| Raw data |
•••

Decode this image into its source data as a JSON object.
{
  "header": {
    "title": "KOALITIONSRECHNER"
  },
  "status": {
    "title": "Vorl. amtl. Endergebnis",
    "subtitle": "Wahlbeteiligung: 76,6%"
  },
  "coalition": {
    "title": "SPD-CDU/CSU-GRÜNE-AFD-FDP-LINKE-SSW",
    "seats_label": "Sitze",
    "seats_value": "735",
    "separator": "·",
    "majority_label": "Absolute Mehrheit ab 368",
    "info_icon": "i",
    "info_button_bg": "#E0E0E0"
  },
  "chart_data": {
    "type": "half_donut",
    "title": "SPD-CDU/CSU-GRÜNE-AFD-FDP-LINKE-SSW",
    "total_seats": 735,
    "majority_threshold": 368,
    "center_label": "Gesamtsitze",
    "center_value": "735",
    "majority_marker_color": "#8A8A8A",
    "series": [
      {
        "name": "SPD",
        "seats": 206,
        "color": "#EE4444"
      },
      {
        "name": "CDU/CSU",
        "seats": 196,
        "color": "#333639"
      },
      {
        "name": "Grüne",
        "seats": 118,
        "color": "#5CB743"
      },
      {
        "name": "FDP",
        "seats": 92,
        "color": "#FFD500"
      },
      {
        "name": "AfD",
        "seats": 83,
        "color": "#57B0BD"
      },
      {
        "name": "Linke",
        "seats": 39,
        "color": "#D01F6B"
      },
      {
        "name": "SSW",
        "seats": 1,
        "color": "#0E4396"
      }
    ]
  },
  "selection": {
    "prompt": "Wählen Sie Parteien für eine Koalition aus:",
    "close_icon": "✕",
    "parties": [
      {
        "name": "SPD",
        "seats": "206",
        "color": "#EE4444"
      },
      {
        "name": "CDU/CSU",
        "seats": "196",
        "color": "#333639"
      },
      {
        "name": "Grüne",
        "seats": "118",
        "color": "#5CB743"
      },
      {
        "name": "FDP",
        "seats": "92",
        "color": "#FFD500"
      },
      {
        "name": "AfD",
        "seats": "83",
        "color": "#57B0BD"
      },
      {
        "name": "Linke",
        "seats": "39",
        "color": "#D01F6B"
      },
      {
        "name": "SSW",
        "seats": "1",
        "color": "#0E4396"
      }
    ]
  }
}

•••

| Set task |
Transcribe all of the entries without altering anything.

| Reply |
Decode this image into its source data as a JSON object.
{
  "header": {
    "title": "KOALITIONSRECHNER"
  },
  "status": {
    "title": "Vorl. amtl. Endergebnis",
    "subtitle": "Wahlbeteiligung: 76,6%"
  },
  "coalition": {
    "title": "SPD-CDU/CSU-GRÜNE-AFD-FDP-LINKE-SSW",
    "seats_label": "Sitze",
    "seats_value": "735",
    "separator": "·",
    "majority_label": "Absolute Mehrheit ab 368",
    "info_icon": "i",
    "info_button_bg": "#E0E0E0"
  },
  "chart_data": {
    "type": "half_donut",
    "title": "SPD-CDU/CSU-GRÜNE-AFD-FDP-LINKE-SSW",
    "total_seats": 735,
    "majority_threshold": 368,
    "center_label": "Gesamtsitze",
    "center_value": "735",
    "majority_marker_color": "#8A8A8A",
    "series": [
      {
        "name": "SPD",
        "seats": 206,
        "color": "#EE4444"
      },
      {
        "name": "CDU/CSU",
        "seats": 196,
        "color": "#333639"
      },
      {
        "name": "Grüne",
        "seats": 118,
        "color": "#5CB743"
      },
      {
        "name": "FDP",
        "seats": 92,
        "color": "#FFD500"
      },
      {
        "name": "AfD",
        "seats": 83,
        "color": "#57B0BD"
      },
      {
        "name": "Linke",
        "seats": 39,
        "color": "#D01F6B"
      },
      {
        "name": "SSW",
        "seats": 1,
        "color": "#0E4396"
      }
    ]
  },
  "selection": {
    "prompt": "Wählen Sie Parteien für eine Koalition aus:",
    "close_icon": "✕",
    "parties": [
      {
        "name": "SPD",
        "seats": "206",
        "color": "#EE4444"
      },
      {
        "name": "CDU/CSU",
        "seats": "196",
        "color": "#333639"
      },
      {
        "name": "Grüne",
        "seats": "118",
        "color": "#5CB743"
      },
      {
        "name": "FDP",
        "seats": "92",
        "color": "#FFD500"
      },
      {
        "name": "AfD",
        "seats": "83",
        "color": "#57B0BD"
      },
      {
        "name": "Linke",
        "seats": "39",
        "color": "#D01F6B"
      },
      {
        "name": "SSW",
        "seats": "1",
        "color": "#0E4396"
      }
    ]
  }
}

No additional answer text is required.